» SHORT TASK
Give a verbatim quotation of every record.

» STORED ROWS
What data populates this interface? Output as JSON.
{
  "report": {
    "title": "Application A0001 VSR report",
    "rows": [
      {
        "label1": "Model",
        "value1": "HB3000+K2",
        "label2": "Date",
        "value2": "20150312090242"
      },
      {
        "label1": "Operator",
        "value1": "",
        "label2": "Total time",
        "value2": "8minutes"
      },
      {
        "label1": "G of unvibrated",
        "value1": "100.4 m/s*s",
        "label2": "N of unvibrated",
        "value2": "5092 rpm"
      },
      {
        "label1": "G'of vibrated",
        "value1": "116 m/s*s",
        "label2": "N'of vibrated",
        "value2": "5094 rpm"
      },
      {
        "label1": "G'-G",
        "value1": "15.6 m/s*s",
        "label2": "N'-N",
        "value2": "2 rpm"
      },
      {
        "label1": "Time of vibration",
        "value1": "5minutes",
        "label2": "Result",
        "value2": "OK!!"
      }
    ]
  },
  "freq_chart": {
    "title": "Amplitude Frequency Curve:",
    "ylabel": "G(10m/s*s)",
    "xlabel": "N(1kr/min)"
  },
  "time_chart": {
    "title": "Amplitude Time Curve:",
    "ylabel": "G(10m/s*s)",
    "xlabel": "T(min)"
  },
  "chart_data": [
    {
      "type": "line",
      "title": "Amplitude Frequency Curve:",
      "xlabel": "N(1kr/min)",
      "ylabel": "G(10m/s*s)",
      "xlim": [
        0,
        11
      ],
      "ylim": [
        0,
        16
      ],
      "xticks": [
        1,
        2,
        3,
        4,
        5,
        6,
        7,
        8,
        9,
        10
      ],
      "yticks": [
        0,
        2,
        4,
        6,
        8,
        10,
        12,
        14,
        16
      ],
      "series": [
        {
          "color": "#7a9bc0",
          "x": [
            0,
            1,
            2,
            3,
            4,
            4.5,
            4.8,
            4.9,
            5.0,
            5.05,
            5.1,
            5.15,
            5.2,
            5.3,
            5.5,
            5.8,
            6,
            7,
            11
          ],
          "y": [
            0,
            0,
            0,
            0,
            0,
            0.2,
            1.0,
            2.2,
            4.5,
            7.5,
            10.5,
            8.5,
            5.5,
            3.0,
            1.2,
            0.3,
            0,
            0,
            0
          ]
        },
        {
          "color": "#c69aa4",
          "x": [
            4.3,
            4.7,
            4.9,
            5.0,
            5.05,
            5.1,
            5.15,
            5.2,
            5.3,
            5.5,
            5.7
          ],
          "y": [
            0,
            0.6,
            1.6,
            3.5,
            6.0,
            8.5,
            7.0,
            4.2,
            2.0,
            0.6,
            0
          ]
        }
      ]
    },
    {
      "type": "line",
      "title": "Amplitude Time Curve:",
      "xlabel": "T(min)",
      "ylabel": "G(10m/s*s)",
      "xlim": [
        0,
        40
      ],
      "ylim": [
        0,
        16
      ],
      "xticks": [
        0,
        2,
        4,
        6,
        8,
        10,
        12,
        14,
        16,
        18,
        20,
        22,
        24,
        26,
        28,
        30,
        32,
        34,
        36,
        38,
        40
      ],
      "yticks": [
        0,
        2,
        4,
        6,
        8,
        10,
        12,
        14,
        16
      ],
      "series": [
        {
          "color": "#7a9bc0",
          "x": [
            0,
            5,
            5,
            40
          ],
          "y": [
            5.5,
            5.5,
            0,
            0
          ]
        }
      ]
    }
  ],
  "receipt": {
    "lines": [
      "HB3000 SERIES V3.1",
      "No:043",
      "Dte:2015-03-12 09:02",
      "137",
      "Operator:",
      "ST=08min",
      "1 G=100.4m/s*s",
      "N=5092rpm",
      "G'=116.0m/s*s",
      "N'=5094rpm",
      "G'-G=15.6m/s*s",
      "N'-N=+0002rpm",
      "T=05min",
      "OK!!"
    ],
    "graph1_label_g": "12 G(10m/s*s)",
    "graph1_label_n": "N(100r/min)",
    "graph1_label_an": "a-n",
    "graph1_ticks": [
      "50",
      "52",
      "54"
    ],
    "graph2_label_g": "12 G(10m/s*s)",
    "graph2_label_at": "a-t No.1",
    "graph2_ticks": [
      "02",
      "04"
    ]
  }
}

» OUTPUT FOR THIS EXERCISE
What data populates this interface? Output as JSON.
{
  "report": {
    "title": "Application A0001 VSR report",
    "rows": [
      {
        "label1": "Model",
        "value1": "HB3000+K2",
        "label2": "Date",
        "value2": "20150312090242"
      },
      {
        "label1": "Operator",
        "value1": "",
        "label2": "Total time",
        "value2": "8minutes"
      },
      {
        "label1": "G of unvibrated",
        "value1": "100.4 m/s*s",
        "label2": "N of unvibrated",
        "value2": "5092 rpm"
      },
      {
        "label1": "G'of vibrated",
        "value1": "116 m/s*s",
        "label2": "N'of vibrated",
        "value2": "5094 rpm"
      },
      {
        "label1": "G'-G",
        "value1": "15.6 m/s*s",
        "label2": "N'-N",
        "value2": "2 rpm"
      },
      {
        "label1": "Time of vibration",
        "value1": "5minutes",
        "label2": "Result",
        "value2": "OK!!"
      }
    ]
  },
  "freq_chart": {
    "title": "Amplitude Frequency Curve:",
    "ylabel": "G(10m/s*s)",
    "xlabel": "N(1kr/min)"
  },
  "time_chart": {
    "title": "Amplitude Time Curve:",
    "ylabel": "G(10m/s*s)",
    "xlabel": "T(min)"
  },
  "chart_data": [
    {
      "type": "line",
      "title": "Amplitude Frequency Curve:",
      "xlabel": "N(1kr/min)",
      "ylabel": "G(10m/s*s)",
      "xlim": [
        0,
        11
      ],
      "ylim": [
        0,
        16
      ],
      "xticks": [
        1,
        2,
        3,
        4,
        5,
        6,
        7,
        8,
        9,
        10
      ],
      "yticks": [
        0,
        2,
        4,
        6,
        8,
        10,
        12,
        14,
        16
      ],
      "series": [
        {
          "color": "#7a9bc0",
          "x": [
            0,
            1,
            2,
            3,
            4,
            4.5,
            4.8,
            4.9,
            5.0,
            5.05,
            5.1,
            5.15,
            5.2,
            5.3,
            5.5,
            5.8,
            6,
            7,
            11
          ],
          "y": [
            0,
            0,
            0,
            0,
            0,
            0.2,
            1.0,
            2.2,
            4.5,
            7.5,
            10.5,
            8.5,
            5.5,
            3.0,
            1.2,
            0.3,
            0,
            0,
            0
          ]
        },
        {
          "color": "#c69aa4",
          "x": [
            4.3,
            4.7,
            4.9,
            5.0,
            5.05,
            5.1,
            5.15,
            5.2,
            5.3,
            5.5,
            5.7
          ],
          "y": [
            0,
            0.6,
            1.6,
            3.5,
            6.0,
            8.5,
            7.0,
            4.2,
            2.0,
            0.6,
            0
          ]
        }
      ]
    },
    {
      "type": "line",
      "title": "Amplitude Time Curve:",
      "xlabel": "T(min)",
      "ylabel": "G(10m/s*s)",
      "xlim": [
        0,
        40
      ],
      "ylim": [
        0,
        16
      ],
      "xticks": [
        0,
        2,
        4,
        6,
        8,
        10,
        12,
        14,
        16,
        18,
        20,
        22,
        24,
        26,
        28,
        30,
        32,
        34,
        36,
        38,
        40
      ],
      "yticks": [
        0,
        2,
        4,
        6,
        8,
        10,
        12,
        14,
        16
      ],
      "series": [
        {
          "color": "#7a9bc0",
          "x": [
            0,
            5,
            5,
            40
          ],
          "y": [
            5.5,
            5.5,
            0,
            0
          ]
        }
      ]
    }
  ],
  "receipt": {
    "lines": [
      "HB3000 SERIES V3.1",
      "No:043",
      "Dte:2015-03-12 09:02",
      "137",
      "Operator:",
      "ST=08min",
      "1 G=100.4m/s*s",
      "N=5092rpm",
      "G'=116.0m/s*s",
      "N'=5094rpm",
      "G'-G=15.6m/s*s",
      "N'-N=+0002rpm",
      "T=05min",
      "OK!!"
    ],
    "graph1_label_g": "12 G(10m/s*s)",
    "graph1_label_n": "N(100r/min)",
    "graph1_label_an": "a-n",
    "graph1_ticks": [
      "50",
      "52",
      "54"
    ],
    "graph2_label_g": "12 G(10m/s*s)",
    "graph2_label_at": "a-t No.1",
    "graph2_ticks": [
      "02",
      "04"
    ]
  }
}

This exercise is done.